Work instructions:
Images excluded, repeat each entry below exactly.

Dataset rows

********************

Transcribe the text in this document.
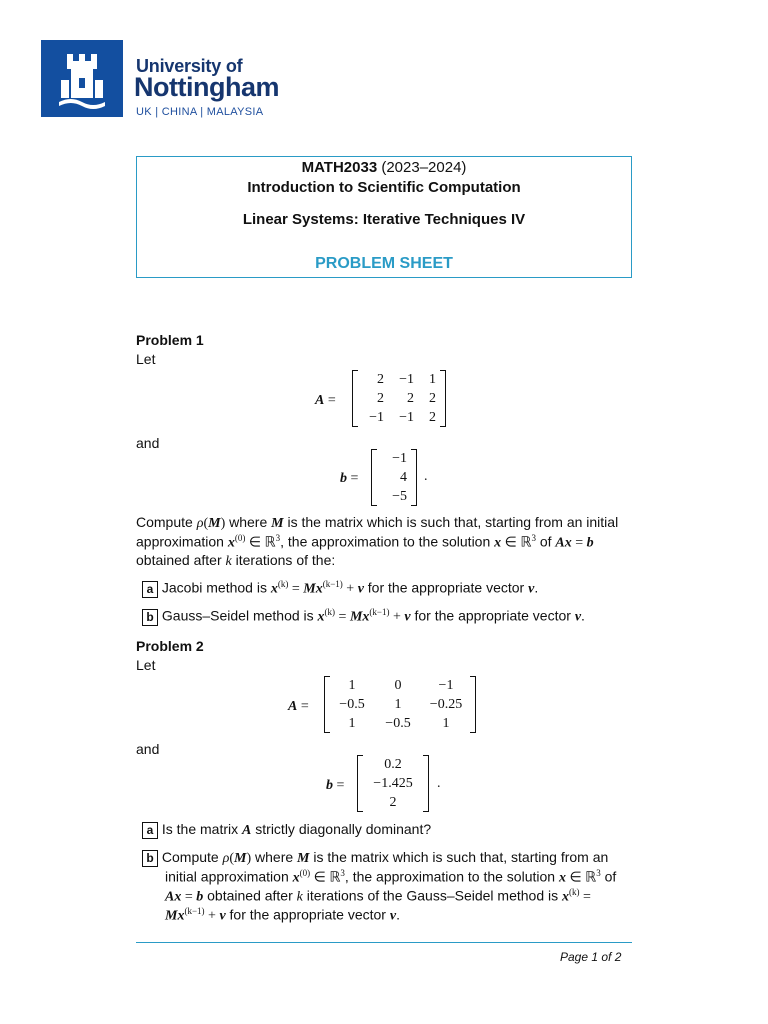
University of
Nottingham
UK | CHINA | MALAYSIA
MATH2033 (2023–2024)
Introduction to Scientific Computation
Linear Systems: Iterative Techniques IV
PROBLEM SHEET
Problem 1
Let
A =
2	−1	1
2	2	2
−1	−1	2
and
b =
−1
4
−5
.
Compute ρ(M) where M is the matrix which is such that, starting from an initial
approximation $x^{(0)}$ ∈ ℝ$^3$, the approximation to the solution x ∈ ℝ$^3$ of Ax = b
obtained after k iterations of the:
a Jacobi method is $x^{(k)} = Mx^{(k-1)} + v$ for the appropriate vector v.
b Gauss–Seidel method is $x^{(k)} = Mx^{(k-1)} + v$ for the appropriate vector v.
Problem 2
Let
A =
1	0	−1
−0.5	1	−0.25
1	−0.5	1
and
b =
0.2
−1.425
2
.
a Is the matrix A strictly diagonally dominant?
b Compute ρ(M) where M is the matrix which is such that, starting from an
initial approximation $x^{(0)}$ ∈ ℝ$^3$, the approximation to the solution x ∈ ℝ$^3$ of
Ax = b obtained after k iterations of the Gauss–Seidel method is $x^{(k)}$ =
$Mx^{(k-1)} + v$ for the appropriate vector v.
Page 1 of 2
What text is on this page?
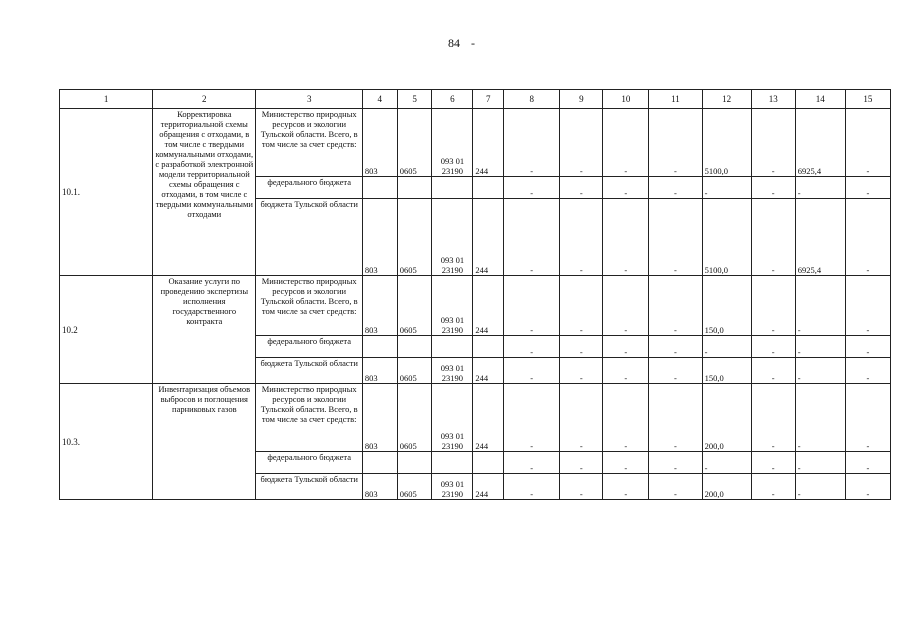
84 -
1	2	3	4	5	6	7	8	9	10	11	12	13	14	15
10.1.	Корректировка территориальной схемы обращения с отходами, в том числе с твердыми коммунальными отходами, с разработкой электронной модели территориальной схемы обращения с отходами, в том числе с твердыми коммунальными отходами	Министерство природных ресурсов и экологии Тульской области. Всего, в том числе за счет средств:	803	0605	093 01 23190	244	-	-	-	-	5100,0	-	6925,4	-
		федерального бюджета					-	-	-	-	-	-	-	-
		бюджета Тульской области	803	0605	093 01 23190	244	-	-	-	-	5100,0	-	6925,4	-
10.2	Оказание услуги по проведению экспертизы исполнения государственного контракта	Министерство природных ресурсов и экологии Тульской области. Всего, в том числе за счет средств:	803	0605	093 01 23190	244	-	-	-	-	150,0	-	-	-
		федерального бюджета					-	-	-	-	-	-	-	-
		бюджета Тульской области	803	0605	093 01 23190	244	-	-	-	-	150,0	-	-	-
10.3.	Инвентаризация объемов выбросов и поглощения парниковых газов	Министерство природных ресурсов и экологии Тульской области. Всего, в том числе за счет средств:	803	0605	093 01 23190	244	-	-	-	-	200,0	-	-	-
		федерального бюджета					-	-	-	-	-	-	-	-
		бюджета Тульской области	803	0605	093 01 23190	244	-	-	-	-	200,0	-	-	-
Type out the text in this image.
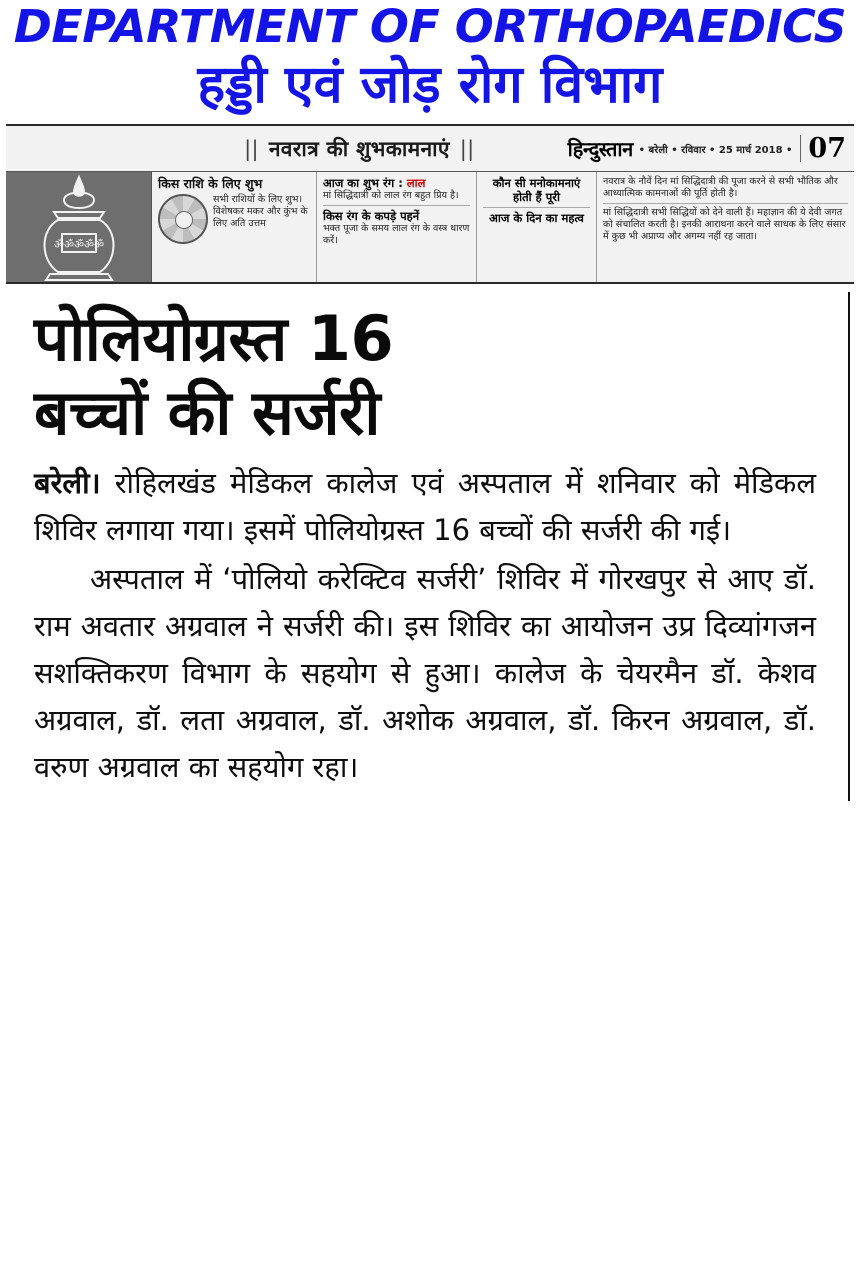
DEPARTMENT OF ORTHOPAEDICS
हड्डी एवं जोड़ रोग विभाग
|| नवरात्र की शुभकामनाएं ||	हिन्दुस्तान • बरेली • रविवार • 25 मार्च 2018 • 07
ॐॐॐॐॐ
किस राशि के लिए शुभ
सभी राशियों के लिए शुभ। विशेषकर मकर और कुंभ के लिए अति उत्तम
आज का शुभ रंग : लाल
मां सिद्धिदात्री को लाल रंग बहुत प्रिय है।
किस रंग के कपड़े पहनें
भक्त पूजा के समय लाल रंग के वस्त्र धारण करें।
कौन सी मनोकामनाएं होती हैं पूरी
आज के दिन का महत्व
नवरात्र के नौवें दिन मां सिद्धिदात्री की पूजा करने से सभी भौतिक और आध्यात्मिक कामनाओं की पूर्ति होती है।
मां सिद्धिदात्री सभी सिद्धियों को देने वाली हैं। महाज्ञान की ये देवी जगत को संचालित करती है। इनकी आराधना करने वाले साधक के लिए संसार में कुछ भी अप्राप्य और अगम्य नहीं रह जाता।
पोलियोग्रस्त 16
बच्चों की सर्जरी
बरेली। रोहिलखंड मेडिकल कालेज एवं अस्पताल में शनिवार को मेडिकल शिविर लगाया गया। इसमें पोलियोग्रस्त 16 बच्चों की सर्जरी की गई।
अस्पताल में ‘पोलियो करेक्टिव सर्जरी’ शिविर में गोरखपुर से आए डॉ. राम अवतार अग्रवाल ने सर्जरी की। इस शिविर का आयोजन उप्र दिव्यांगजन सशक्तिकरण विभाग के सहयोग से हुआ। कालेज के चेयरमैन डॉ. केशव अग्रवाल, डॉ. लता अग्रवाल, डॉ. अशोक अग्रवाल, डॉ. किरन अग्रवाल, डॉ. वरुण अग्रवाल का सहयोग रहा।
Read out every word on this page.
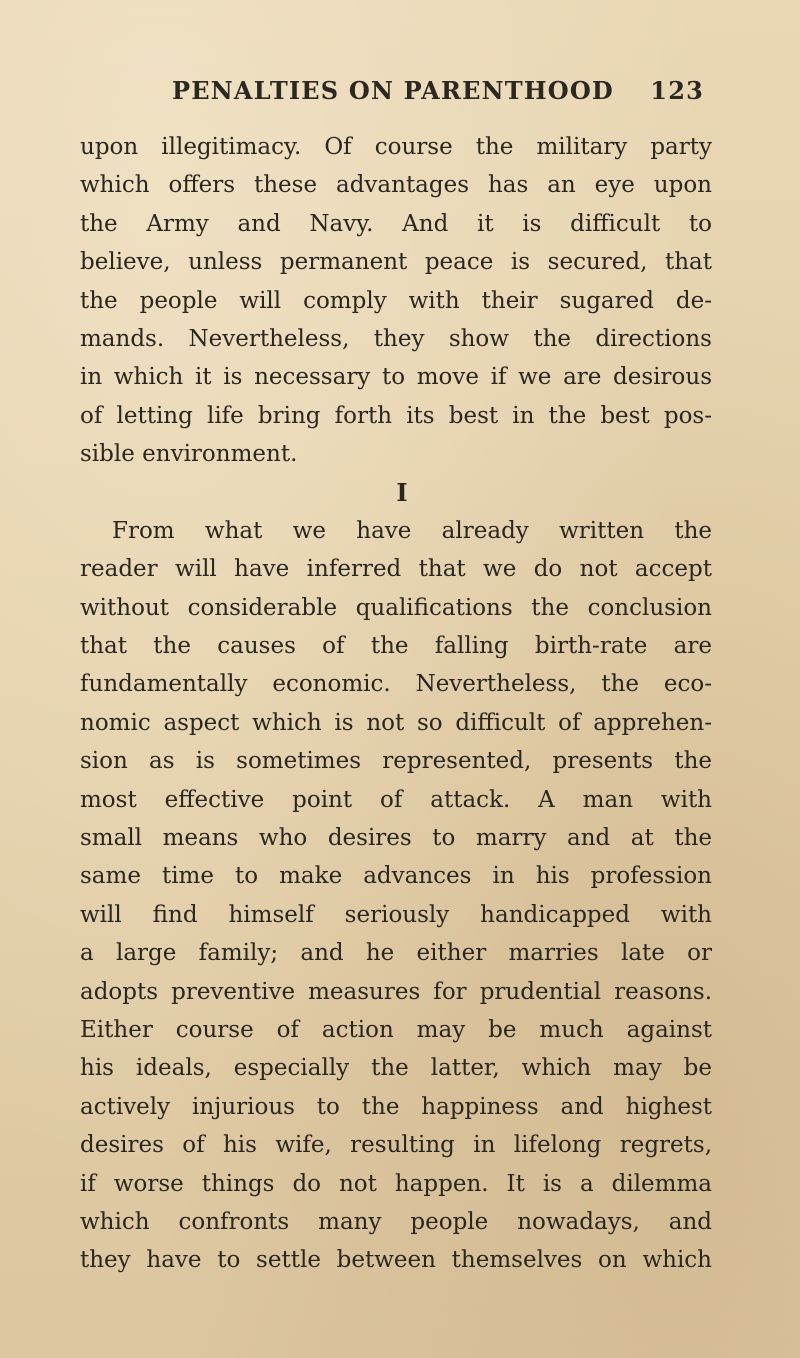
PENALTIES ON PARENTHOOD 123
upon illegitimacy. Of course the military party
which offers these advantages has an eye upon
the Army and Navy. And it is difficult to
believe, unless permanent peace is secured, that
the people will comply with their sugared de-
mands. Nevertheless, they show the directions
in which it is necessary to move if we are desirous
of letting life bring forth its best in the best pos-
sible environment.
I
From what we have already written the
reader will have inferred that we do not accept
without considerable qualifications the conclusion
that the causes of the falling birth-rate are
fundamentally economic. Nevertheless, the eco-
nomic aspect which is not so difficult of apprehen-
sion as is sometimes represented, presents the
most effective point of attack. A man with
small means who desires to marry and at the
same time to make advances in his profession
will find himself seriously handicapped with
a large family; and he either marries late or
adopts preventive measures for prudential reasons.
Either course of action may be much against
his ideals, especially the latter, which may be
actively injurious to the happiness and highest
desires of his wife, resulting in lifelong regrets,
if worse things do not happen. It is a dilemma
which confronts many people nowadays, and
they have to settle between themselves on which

********************

Result for this exercise:
Transcribe the text in this document.
University of
Nottingham
UK | CHINA | MALAYSIA
MATH2033 (2023–2024)
Introduction to Scientific Computation
Linear Systems: Iterative Techniques IV
PROBLEM SHEET
Problem 1
Let
A =
2	−1	1
2	2	2
−1	−1	2
and
b =
−1
4
−5
.
Compute ρ(M) where M is the matrix which is such that, starting from an initial
approximation $x^{(0)}$ ∈ ℝ$^3$, the approximation to the solution x ∈ ℝ$^3$ of Ax = b
obtained after k iterations of the:
a Jacobi method is $x^{(k)} = Mx^{(k-1)} + v$ for the appropriate vector v.
b Gauss–Seidel method is $x^{(k)} = Mx^{(k-1)} + v$ for the appropriate vector v.
Problem 2
Let
A =
1	0	−1
−0.5	1	−0.25
1	−0.5	1
and
b =
0.2
−1.425
2
.
a Is the matrix A strictly diagonally dominant?
b Compute ρ(M) where M is the matrix which is such that, starting from an
initial approximation $x^{(0)}$ ∈ ℝ$^3$, the approximation to the solution x ∈ ℝ$^3$ of
Ax = b obtained after k iterations of the Gauss–Seidel method is $x^{(k)}$ =
$Mx^{(k-1)} + v$ for the appropriate vector v.
Page 1 of 2
What text is on this page?
84 -
1	2	3	4	5	6	7	8	9	10	11	12	13	14	15
10.1.	Корректировка территориальной схемы обращения с отходами, в том числе с твердыми коммунальными отходами, с разработкой электронной модели территориальной схемы обращения с отходами, в том числе с твердыми коммунальными отходами	Министерство природных ресурсов и экологии Тульской области. Всего, в том числе за счет средств:	803	0605	093 01 23190	244	-	-	-	-	5100,0	-	6925,4	-
		федерального бюджета					-	-	-	-	-	-	-	-
		бюджета Тульской области	803	0605	093 01 23190	244	-	-	-	-	5100,0	-	6925,4	-
10.2	Оказание услуги по проведению экспертизы исполнения государственного контракта	Министерство природных ресурсов и экологии Тульской области. Всего, в том числе за счет средств:	803	0605	093 01 23190	244	-	-	-	-	150,0	-	-	-
		федерального бюджета					-	-	-	-	-	-	-	-
		бюджета Тульской области	803	0605	093 01 23190	244	-	-	-	-	150,0	-	-	-
10.3.	Инвентаризация объемов выбросов и поглощения парниковых газов	Министерство природных ресурсов и экологии Тульской области. Всего, в том числе за счет средств:	803	0605	093 01 23190	244	-	-	-	-	200,0	-	-	-
		федерального бюджета					-	-	-	-	-	-	-	-
		бюджета Тульской области	803	0605	093 01 23190	244	-	-	-	-	200,0	-	-	-
Type out the text in this image.
DEPARTMENT OF ORTHOPAEDICS
हड्डी एवं जोड़ रोग विभाग
|| नवरात्र की शुभकामनाएं ||	हिन्दुस्तान • बरेली • रविवार • 25 मार्च 2018 • 07
ॐॐॐॐॐ
किस राशि के लिए शुभ
सभी राशियों के लिए शुभ। विशेषकर मकर और कुंभ के लिए अति उत्तम
आज का शुभ रंग : लाल
मां सिद्धिदात्री को लाल रंग बहुत प्रिय है।
किस रंग के कपड़े पहनें
भक्त पूजा के समय लाल रंग के वस्त्र धारण करें।
कौन सी मनोकामनाएं होती हैं पूरी
आज के दिन का महत्व
नवरात्र के नौवें दिन मां सिद्धिदात्री की पूजा करने से सभी भौतिक और आध्यात्मिक कामनाओं की पूर्ति होती है।
मां सिद्धिदात्री सभी सिद्धियों को देने वाली हैं। महाज्ञान की ये देवी जगत को संचालित करती है। इनकी आराधना करने वाले साधक के लिए संसार में कुछ भी अप्राप्य और अगम्य नहीं रह जाता।
पोलियोग्रस्त 16
बच्चों की सर्जरी
बरेली। रोहिलखंड मेडिकल कालेज एवं अस्पताल में शनिवार को मेडिकल शिविर लगाया गया। इसमें पोलियोग्रस्त 16 बच्चों की सर्जरी की गई।
अस्पताल में ‘पोलियो करेक्टिव सर्जरी’ शिविर में गोरखपुर से आए डॉ. राम अवतार अग्रवाल ने सर्जरी की। इस शिविर का आयोजन उप्र दिव्यांगजन सशक्तिकरण विभाग के सहयोग से हुआ। कालेज के चेयरमैन डॉ. केशव अग्रवाल, डॉ. लता अग्रवाल, डॉ. अशोक अग्रवाल, डॉ. किरन अग्रवाल, डॉ. वरुण अग्रवाल का सहयोग रहा।
Read out every word on this page.
PENALTIES ON PARENTHOOD 123
upon illegitimacy. Of course the military party
which offers these advantages has an eye upon
the Army and Navy. And it is difficult to
believe, unless permanent peace is secured, that
the people will comply with their sugared de-
mands. Nevertheless, they show the directions
in which it is necessary to move if we are desirous
of letting life bring forth its best in the best pos-
sible environment.
I
From what we have already written the
reader will have inferred that we do not accept
without considerable qualifications the conclusion
that the causes of the falling birth-rate are
fundamentally economic. Nevertheless, the eco-
nomic aspect which is not so difficult of apprehen-
sion as is sometimes represented, presents the
most effective point of attack. A man with
small means who desires to marry and at the
same time to make advances in his profession
will find himself seriously handicapped with
a large family; and he either marries late or
adopts preventive measures for prudential reasons.
Either course of action may be much against
his ideals, especially the latter, which may be
actively injurious to the happiness and highest
desires of his wife, resulting in lifelong regrets,
if worse things do not happen. It is a dilemma
which confronts many people nowadays, and
they have to settle between themselves on which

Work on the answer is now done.